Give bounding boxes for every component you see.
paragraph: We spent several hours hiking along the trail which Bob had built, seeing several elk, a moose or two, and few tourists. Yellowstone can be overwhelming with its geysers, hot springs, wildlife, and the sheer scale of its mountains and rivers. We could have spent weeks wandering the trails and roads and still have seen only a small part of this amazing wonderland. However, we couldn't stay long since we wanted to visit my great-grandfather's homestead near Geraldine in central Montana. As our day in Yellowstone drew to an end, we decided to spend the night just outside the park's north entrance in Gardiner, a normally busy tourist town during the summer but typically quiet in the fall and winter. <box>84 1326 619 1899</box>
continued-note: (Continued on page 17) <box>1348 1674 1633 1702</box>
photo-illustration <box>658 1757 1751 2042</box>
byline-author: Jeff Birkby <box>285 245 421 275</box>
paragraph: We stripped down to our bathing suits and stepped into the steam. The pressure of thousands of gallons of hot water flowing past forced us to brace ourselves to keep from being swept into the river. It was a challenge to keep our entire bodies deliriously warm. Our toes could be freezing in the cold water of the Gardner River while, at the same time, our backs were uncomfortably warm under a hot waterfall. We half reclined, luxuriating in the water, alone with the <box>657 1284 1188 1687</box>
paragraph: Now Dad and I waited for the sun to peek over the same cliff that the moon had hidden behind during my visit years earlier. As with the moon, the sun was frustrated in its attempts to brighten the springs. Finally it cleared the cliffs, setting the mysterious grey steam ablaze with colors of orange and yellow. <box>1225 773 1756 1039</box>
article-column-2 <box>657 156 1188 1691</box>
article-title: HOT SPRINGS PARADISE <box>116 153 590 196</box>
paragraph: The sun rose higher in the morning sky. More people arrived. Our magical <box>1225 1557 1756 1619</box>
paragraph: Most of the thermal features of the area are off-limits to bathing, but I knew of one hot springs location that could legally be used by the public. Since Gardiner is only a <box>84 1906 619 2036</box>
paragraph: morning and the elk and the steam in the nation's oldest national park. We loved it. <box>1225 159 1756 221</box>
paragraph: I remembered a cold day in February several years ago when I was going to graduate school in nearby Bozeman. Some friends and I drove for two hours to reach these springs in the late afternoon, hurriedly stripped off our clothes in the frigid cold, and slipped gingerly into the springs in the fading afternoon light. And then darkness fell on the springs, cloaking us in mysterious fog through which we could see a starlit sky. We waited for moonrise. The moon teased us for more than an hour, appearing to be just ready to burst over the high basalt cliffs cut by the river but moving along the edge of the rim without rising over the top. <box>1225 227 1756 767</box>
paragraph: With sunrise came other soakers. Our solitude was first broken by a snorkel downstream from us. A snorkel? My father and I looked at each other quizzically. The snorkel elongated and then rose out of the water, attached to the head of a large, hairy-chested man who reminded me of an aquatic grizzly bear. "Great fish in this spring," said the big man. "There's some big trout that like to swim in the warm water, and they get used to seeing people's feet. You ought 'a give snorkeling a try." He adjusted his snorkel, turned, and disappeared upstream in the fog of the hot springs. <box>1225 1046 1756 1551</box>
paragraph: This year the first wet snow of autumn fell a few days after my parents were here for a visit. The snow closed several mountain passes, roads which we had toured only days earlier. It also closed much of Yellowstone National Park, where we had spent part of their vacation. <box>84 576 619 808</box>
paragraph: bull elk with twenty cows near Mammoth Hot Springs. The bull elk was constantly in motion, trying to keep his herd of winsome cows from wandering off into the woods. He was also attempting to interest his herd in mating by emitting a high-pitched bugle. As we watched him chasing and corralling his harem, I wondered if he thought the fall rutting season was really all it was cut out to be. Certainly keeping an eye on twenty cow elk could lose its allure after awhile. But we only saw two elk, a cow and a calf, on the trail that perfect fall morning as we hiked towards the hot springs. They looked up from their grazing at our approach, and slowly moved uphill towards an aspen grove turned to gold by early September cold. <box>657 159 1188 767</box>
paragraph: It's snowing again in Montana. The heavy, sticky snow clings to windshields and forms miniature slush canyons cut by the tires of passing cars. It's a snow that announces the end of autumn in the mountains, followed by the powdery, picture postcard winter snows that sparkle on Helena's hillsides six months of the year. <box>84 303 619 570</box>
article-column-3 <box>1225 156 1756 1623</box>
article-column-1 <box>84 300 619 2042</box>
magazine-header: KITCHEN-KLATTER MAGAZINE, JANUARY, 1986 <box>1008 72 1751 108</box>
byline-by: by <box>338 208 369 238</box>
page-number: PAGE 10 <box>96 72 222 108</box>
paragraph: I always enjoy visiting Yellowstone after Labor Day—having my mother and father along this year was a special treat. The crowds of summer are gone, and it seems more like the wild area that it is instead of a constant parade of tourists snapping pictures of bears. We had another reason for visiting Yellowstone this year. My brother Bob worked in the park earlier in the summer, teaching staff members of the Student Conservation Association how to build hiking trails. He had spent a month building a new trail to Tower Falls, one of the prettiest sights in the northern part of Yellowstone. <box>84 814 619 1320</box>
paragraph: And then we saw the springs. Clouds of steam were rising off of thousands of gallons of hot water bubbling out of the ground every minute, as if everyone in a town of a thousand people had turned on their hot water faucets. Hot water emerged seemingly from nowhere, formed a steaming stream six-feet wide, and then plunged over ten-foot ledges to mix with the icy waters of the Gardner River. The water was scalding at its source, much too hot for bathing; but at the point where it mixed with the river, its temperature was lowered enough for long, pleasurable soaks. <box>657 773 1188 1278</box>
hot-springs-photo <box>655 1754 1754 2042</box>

::::::::

- _What to do_:
Can you copy the items above verbatim, from the first one through the one that contains "paragraph: The sun", with both ends included and nothing else?

- _Exercise output_:
Give bounding boxes for every component you see.
paragraph: We spent several hours hiking along the trail which Bob had built, seeing several elk, a moose or two, and few tourists. Yellowstone can be overwhelming with its geysers, hot springs, wildlife, and the sheer scale of its mountains and rivers. We could have spent weeks wandering the trails and roads and still have seen only a small part of this amazing wonderland. However, we couldn't stay long since we wanted to visit my great-grandfather's homestead near Geraldine in central Montana. As our day in Yellowstone drew to an end, we decided to spend the night just outside the park's north entrance in Gardiner, a normally busy tourist town during the summer but typically quiet in the fall and winter. <box>84 1326 619 1899</box>
continued-note: (Continued on page 17) <box>1348 1674 1633 1702</box>
photo-illustration <box>658 1757 1751 2042</box>
byline-author: Jeff Birkby <box>285 245 421 275</box>
paragraph: We stripped down to our bathing suits and stepped into the steam. The pressure of thousands of gallons of hot water flowing past forced us to brace ourselves to keep from being swept into the river. It was a challenge to keep our entire bodies deliriously warm. Our toes could be freezing in the cold water of the Gardner River while, at the same time, our backs were uncomfortably warm under a hot waterfall. We half reclined, luxuriating in the water, alone with the <box>657 1284 1188 1687</box>
paragraph: Now Dad and I waited for the sun to peek over the same cliff that the moon had hidden behind during my visit years earlier. As with the moon, the sun was frustrated in its attempts to brighten the springs. Finally it cleared the cliffs, setting the mysterious grey steam ablaze with colors of orange and yellow. <box>1225 773 1756 1039</box>
article-column-2 <box>657 156 1188 1691</box>
article-title: HOT SPRINGS PARADISE <box>116 153 590 196</box>
paragraph: The sun rose higher in the morning sky. More people arrived. Our magical <box>1225 1557 1756 1619</box>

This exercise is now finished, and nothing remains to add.